Each line that holds the word "JSON" should be returned.

PROVIDED DATA –

● ● ● ● ●

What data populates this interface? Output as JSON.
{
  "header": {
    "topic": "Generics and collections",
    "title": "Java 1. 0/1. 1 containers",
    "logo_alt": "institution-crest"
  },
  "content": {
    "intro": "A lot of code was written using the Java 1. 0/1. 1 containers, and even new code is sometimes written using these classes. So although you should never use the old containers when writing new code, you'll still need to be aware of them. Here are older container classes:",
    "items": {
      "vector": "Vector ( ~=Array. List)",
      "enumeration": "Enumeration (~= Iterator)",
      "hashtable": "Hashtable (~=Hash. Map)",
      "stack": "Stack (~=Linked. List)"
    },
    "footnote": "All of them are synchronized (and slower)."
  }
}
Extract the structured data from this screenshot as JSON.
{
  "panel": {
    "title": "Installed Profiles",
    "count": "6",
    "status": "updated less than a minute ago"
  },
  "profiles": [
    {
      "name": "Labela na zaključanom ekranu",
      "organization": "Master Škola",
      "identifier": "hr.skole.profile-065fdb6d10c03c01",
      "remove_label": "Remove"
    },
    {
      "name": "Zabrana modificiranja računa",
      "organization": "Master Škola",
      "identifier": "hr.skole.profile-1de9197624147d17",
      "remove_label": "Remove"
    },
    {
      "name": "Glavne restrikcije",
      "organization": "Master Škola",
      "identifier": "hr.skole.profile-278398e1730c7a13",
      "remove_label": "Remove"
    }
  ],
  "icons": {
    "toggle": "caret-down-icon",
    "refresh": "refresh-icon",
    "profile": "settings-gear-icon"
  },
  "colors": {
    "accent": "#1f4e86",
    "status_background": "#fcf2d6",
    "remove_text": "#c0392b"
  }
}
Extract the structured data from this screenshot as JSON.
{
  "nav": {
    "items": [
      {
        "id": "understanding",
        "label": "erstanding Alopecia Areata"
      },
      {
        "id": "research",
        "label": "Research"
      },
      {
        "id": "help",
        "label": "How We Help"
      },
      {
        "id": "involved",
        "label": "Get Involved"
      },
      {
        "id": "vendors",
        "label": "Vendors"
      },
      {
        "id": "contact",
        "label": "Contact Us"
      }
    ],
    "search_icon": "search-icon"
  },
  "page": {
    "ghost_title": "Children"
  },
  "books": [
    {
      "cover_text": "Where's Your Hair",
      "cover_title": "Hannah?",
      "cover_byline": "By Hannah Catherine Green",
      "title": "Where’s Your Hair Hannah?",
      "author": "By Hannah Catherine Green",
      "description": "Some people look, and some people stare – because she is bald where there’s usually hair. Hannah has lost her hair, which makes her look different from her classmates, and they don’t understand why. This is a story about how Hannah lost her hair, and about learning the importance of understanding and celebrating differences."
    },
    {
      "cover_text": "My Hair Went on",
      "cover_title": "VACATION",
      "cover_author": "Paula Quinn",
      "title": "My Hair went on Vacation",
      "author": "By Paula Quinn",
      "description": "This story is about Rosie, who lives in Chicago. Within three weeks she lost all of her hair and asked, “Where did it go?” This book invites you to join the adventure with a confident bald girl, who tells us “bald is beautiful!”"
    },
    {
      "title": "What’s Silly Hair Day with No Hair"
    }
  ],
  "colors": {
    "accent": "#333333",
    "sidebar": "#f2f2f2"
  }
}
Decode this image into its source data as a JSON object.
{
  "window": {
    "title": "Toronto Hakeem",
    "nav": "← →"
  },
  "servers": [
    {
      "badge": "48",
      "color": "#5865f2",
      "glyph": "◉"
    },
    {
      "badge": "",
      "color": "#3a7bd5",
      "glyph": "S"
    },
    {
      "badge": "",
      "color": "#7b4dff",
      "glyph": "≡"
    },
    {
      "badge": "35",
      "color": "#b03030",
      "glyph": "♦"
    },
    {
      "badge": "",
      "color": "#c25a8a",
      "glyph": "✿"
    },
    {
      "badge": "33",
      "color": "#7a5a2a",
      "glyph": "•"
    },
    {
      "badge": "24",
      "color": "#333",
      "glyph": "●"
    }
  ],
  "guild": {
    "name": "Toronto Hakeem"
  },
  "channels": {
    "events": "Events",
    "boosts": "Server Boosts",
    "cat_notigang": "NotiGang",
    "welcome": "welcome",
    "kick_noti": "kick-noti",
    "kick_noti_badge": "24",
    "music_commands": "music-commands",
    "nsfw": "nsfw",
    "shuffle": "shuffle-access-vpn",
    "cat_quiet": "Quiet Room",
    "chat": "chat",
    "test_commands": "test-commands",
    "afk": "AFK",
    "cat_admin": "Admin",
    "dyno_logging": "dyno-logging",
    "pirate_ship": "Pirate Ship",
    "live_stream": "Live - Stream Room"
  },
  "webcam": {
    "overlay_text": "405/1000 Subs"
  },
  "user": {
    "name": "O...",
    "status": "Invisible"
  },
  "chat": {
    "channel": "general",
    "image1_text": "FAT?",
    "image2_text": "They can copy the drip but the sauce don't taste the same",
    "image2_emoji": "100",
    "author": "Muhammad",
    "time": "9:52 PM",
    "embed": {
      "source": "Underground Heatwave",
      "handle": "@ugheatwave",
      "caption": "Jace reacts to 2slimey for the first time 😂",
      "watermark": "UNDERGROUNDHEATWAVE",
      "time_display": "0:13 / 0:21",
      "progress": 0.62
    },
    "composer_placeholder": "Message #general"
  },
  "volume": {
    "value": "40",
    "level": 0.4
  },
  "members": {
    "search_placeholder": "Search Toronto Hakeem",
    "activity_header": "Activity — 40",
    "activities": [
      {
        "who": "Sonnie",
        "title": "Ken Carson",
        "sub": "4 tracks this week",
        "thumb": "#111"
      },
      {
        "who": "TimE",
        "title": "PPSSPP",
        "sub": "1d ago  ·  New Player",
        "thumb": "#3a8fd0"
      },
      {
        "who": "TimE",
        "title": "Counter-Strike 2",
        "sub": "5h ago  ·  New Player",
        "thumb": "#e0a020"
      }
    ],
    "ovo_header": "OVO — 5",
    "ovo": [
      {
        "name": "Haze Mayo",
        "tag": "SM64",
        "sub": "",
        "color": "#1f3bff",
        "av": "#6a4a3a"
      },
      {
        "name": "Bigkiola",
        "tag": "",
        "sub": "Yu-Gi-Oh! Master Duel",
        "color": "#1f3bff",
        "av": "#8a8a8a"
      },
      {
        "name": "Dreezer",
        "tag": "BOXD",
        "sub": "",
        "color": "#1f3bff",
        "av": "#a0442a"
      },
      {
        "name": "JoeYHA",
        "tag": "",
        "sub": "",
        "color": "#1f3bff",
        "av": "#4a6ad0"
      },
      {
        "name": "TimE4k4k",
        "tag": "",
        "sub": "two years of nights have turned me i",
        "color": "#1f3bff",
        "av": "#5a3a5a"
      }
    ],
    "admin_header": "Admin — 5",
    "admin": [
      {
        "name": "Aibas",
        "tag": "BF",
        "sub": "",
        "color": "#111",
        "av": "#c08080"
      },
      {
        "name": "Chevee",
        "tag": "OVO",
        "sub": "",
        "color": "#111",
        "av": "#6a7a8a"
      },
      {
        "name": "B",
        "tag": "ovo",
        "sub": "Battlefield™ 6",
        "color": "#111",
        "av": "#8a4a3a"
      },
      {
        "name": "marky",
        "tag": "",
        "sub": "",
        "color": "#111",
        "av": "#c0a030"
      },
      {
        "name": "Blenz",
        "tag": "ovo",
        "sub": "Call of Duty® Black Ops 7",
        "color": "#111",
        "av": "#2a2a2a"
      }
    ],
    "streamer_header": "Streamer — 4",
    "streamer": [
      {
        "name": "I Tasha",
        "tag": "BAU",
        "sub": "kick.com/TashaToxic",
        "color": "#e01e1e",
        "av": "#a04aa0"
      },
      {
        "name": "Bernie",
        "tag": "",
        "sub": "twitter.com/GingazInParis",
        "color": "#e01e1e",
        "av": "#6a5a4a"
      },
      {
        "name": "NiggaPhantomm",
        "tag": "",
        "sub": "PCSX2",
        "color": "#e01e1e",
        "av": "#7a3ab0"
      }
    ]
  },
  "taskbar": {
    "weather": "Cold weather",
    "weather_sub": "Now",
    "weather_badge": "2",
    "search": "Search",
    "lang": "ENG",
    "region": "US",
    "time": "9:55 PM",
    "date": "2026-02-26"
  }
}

● ● ● ● ●

EXERCISE SOLUTION –
What data populates this interface? Output as JSON.
Extract the structured data from this screenshot as JSON.
Extract the structured data from this screenshot as JSON.
Decode this image into its source data as a JSON object.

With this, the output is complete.